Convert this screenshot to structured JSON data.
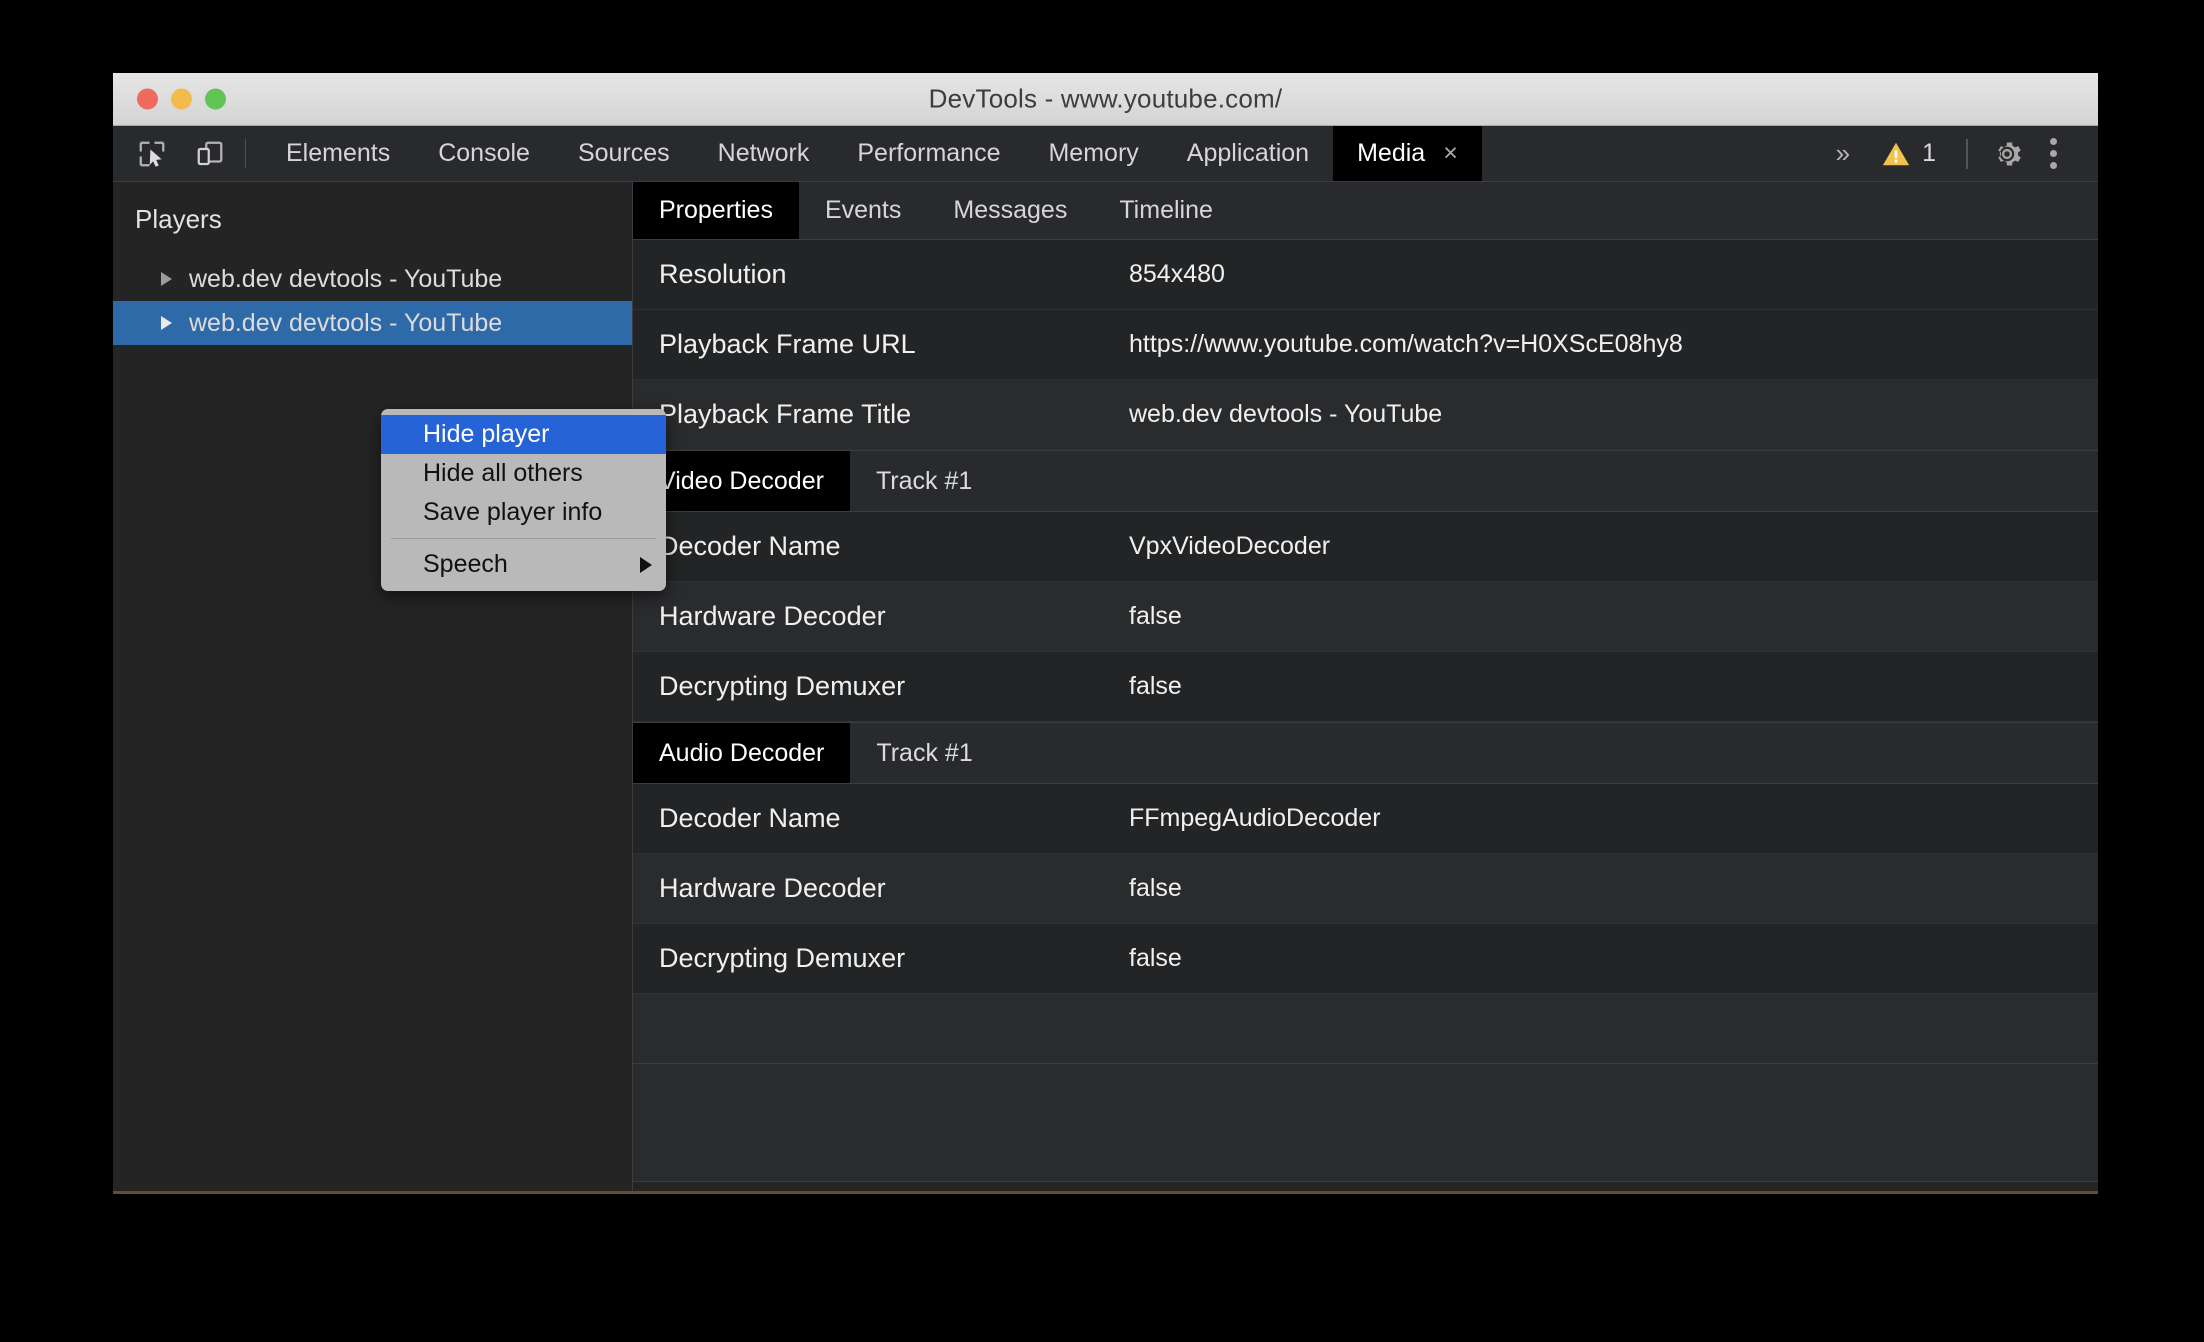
{
  "window": {
    "title": "DevTools - www.youtube.com/",
    "traffic_lights": [
      "close",
      "minimize",
      "zoom"
    ]
  },
  "toolbar": {
    "inspect_icon": "inspect-cursor-icon",
    "device_icon": "device-toolbar-icon",
    "tabs": [
      {
        "label": "Elements",
        "active": false,
        "closable": false
      },
      {
        "label": "Console",
        "active": false,
        "closable": false
      },
      {
        "label": "Sources",
        "active": false,
        "closable": false
      },
      {
        "label": "Network",
        "active": false,
        "closable": false
      },
      {
        "label": "Performance",
        "active": false,
        "closable": false
      },
      {
        "label": "Memory",
        "active": false,
        "closable": false
      },
      {
        "label": "Application",
        "active": false,
        "closable": false
      },
      {
        "label": "Media",
        "active": true,
        "closable": true
      }
    ],
    "close_glyph": "×",
    "more_tabs_glyph": "»",
    "warning_icon": "warning-triangle-icon",
    "warning_count": "1",
    "warning_color": "#f2c14e",
    "settings_icon": "gear-icon",
    "menu_icon": "kebab-menu-icon"
  },
  "sidebar": {
    "title": "Players",
    "players": [
      {
        "label": "web.dev devtools - YouTube",
        "selected": false
      },
      {
        "label": "web.dev devtools - YouTube",
        "selected": true
      }
    ]
  },
  "main": {
    "tabs": [
      {
        "label": "Properties",
        "active": true
      },
      {
        "label": "Events",
        "active": false
      },
      {
        "label": "Messages",
        "active": false
      },
      {
        "label": "Timeline",
        "active": false
      }
    ],
    "properties": [
      {
        "key": "Resolution",
        "value": "854x480"
      },
      {
        "key": "Playback Frame URL",
        "value": "https://www.youtube.com/watch?v=H0XScE08hy8"
      },
      {
        "key": "Playback Frame Title",
        "value": "web.dev devtools - YouTube"
      }
    ],
    "video_decoder": {
      "section_label": "Video Decoder",
      "track_label": "Track #1",
      "rows": [
        {
          "key": "Decoder Name",
          "value": "VpxVideoDecoder"
        },
        {
          "key": "Hardware Decoder",
          "value": "false"
        },
        {
          "key": "Decrypting Demuxer",
          "value": "false"
        }
      ]
    },
    "audio_decoder": {
      "section_label": "Audio Decoder",
      "track_label": "Track #1",
      "rows": [
        {
          "key": "Decoder Name",
          "value": "FFmpegAudioDecoder"
        },
        {
          "key": "Hardware Decoder",
          "value": "false"
        },
        {
          "key": "Decrypting Demuxer",
          "value": "false"
        }
      ]
    }
  },
  "context_menu": {
    "items": [
      {
        "label": "Hide player",
        "highlighted": true,
        "submenu": false
      },
      {
        "label": "Hide all others",
        "highlighted": false,
        "submenu": false
      },
      {
        "label": "Save player info",
        "highlighted": false,
        "submenu": false
      }
    ],
    "submenu_item": {
      "label": "Speech",
      "submenu": true
    },
    "submenu_arrow": "triangle-right-icon"
  },
  "colors": {
    "accent_selection": "#2f6aa8",
    "menu_highlight": "#2563d6",
    "warning": "#f2c14e",
    "panel_bg": "#242424"
  }
}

──────

• **Stated problem**
Read the lines above. Gather those in which the string "true" is found.

• **Answer to this exercise**
        "active": true,
        "closable": true
        "selected": true
        "active": true
        "highlighted": true,
      "submenu": true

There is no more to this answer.